Data items
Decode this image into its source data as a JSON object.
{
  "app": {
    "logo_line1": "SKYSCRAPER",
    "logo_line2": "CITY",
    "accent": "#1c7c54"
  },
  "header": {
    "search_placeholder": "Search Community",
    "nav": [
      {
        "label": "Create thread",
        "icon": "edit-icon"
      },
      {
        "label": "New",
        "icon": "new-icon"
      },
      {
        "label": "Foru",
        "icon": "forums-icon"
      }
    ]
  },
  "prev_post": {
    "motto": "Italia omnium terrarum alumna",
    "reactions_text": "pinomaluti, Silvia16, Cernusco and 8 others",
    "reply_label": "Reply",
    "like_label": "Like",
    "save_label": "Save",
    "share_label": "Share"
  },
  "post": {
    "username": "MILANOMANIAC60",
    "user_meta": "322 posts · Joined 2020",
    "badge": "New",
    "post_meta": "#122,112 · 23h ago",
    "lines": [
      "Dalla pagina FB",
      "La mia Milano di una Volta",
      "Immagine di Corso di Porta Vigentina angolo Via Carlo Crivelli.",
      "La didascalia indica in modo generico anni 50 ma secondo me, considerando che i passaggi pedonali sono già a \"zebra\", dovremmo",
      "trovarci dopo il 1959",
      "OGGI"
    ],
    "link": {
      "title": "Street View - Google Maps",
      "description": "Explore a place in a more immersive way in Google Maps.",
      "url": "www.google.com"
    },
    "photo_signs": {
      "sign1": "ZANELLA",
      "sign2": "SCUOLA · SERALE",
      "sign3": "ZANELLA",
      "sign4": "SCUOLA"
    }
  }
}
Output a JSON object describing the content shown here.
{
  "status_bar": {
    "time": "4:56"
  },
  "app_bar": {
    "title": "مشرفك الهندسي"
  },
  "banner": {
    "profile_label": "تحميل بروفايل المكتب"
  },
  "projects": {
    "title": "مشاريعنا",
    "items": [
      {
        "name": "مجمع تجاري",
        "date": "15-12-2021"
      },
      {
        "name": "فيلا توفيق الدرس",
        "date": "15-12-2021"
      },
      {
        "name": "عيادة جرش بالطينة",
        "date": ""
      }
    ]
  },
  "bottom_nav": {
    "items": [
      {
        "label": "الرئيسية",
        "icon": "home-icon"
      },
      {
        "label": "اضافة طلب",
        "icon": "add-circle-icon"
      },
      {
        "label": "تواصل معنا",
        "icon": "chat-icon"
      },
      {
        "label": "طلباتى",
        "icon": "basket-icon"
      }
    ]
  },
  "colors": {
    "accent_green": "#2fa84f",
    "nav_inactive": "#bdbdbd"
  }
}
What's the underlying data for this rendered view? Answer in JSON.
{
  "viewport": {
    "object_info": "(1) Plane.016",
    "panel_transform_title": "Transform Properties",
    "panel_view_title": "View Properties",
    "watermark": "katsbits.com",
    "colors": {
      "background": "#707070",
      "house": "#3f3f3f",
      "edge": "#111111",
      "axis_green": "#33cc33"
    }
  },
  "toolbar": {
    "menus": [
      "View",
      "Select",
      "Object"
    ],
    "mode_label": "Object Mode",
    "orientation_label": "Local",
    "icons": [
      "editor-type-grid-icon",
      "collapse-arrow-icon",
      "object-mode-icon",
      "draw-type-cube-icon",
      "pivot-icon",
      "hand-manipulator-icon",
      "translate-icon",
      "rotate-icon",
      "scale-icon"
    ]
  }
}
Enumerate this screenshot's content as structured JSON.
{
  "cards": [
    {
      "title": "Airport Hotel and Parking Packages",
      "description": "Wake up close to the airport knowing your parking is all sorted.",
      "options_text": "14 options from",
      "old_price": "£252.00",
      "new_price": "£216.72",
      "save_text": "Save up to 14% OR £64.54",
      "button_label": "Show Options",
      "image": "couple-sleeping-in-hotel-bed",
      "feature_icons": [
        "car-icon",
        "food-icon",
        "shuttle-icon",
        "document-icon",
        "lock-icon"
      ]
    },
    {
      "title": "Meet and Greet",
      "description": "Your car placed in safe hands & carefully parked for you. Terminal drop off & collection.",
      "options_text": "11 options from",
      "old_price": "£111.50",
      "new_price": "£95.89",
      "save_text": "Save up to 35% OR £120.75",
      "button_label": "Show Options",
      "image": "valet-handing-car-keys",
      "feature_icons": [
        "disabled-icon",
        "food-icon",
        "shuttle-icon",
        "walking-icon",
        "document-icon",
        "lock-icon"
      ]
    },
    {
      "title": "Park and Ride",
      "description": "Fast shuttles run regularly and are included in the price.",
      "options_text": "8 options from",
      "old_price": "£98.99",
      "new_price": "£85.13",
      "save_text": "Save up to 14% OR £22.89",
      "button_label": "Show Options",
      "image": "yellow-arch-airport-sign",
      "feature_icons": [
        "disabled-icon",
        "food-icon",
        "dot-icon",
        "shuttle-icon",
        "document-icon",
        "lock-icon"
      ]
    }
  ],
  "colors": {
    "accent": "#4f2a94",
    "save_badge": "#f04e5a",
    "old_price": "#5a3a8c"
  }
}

Prompt => Make a verbatim copy of every entry shown above.

Solution for this problem =>
Decode this image into its source data as a JSON object.
{
  "app": {
    "logo_line1": "SKYSCRAPER",
    "logo_line2": "CITY",
    "accent": "#1c7c54"
  },
  "header": {
    "search_placeholder": "Search Community",
    "nav": [
      {
        "label": "Create thread",
        "icon": "edit-icon"
      },
      {
        "label": "New",
        "icon": "new-icon"
      },
      {
        "label": "Foru",
        "icon": "forums-icon"
      }
    ]
  },
  "prev_post": {
    "motto": "Italia omnium terrarum alumna",
    "reactions_text": "pinomaluti, Silvia16, Cernusco and 8 others",
    "reply_label": "Reply",
    "like_label": "Like",
    "save_label": "Save",
    "share_label": "Share"
  },
  "post": {
    "username": "MILANOMANIAC60",
    "user_meta": "322 posts · Joined 2020",
    "badge": "New",
    "post_meta": "#122,112 · 23h ago",
    "lines": [
      "Dalla pagina FB",
      "La mia Milano di una Volta",
      "Immagine di Corso di Porta Vigentina angolo Via Carlo Crivelli.",
      "La didascalia indica in modo generico anni 50 ma secondo me, considerando che i passaggi pedonali sono già a \"zebra\", dovremmo",
      "trovarci dopo il 1959",
      "OGGI"
    ],
    "link": {
      "title": "Street View - Google Maps",
      "description": "Explore a place in a more immersive way in Google Maps.",
      "url": "www.google.com"
    },
    "photo_signs": {
      "sign1": "ZANELLA",
      "sign2": "SCUOLA · SERALE",
      "sign3": "ZANELLA",
      "sign4": "SCUOLA"
    }
  }
}
Output a JSON object describing the content shown here.
{
  "status_bar": {
    "time": "4:56"
  },
  "app_bar": {
    "title": "مشرفك الهندسي"
  },
  "banner": {
    "profile_label": "تحميل بروفايل المكتب"
  },
  "projects": {
    "title": "مشاريعنا",
    "items": [
      {
        "name": "مجمع تجاري",
        "date": "15-12-2021"
      },
      {
        "name": "فيلا توفيق الدرس",
        "date": "15-12-2021"
      },
      {
        "name": "عيادة جرش بالطينة",
        "date": ""
      }
    ]
  },
  "bottom_nav": {
    "items": [
      {
        "label": "الرئيسية",
        "icon": "home-icon"
      },
      {
        "label": "اضافة طلب",
        "icon": "add-circle-icon"
      },
      {
        "label": "تواصل معنا",
        "icon": "chat-icon"
      },
      {
        "label": "طلباتى",
        "icon": "basket-icon"
      }
    ]
  },
  "colors": {
    "accent_green": "#2fa84f",
    "nav_inactive": "#bdbdbd"
  }
}
What's the underlying data for this rendered view? Answer in JSON.
{
  "viewport": {
    "object_info": "(1) Plane.016",
    "panel_transform_title": "Transform Properties",
    "panel_view_title": "View Properties",
    "watermark": "katsbits.com",
    "colors": {
      "background": "#707070",
      "house": "#3f3f3f",
      "edge": "#111111",
      "axis_green": "#33cc33"
    }
  },
  "toolbar": {
    "menus": [
      "View",
      "Select",
      "Object"
    ],
    "mode_label": "Object Mode",
    "orientation_label": "Local",
    "icons": [
      "editor-type-grid-icon",
      "collapse-arrow-icon",
      "object-mode-icon",
      "draw-type-cube-icon",
      "pivot-icon",
      "hand-manipulator-icon",
      "translate-icon",
      "rotate-icon",
      "scale-icon"
    ]
  }
}
Enumerate this screenshot's content as structured JSON.
{
  "cards": [
    {
      "title": "Airport Hotel and Parking Packages",
      "description": "Wake up close to the airport knowing your parking is all sorted.",
      "options_text": "14 options from",
      "old_price": "£252.00",
      "new_price": "£216.72",
      "save_text": "Save up to 14% OR £64.54",
      "button_label": "Show Options",
      "image": "couple-sleeping-in-hotel-bed",
      "feature_icons": [
        "car-icon",
        "food-icon",
        "shuttle-icon",
        "document-icon",
        "lock-icon"
      ]
    },
    {
      "title": "Meet and Greet",
      "description": "Your car placed in safe hands & carefully parked for you. Terminal drop off & collection.",
      "options_text": "11 options from",
      "old_price": "£111.50",
      "new_price": "£95.89",
      "save_text": "Save up to 35% OR £120.75",
      "button_label": "Show Options",
      "image": "valet-handing-car-keys",
      "feature_icons": [
        "disabled-icon",
        "food-icon",
        "shuttle-icon",
        "walking-icon",
        "document-icon",
        "lock-icon"
      ]
    },
    {
      "title": "Park and Ride",
      "description": "Fast shuttles run regularly and are included in the price.",
      "options_text": "8 options from",
      "old_price": "£98.99",
      "new_price": "£85.13",
      "save_text": "Save up to 14% OR £22.89",
      "button_label": "Show Options",
      "image": "yellow-arch-airport-sign",
      "feature_icons": [
        "disabled-icon",
        "food-icon",
        "dot-icon",
        "shuttle-icon",
        "document-icon",
        "lock-icon"
      ]
    }
  ],
  "colors": {
    "accent": "#4f2a94",
    "save_badge": "#f04e5a",
    "old_price": "#5a3a8c"
  }
}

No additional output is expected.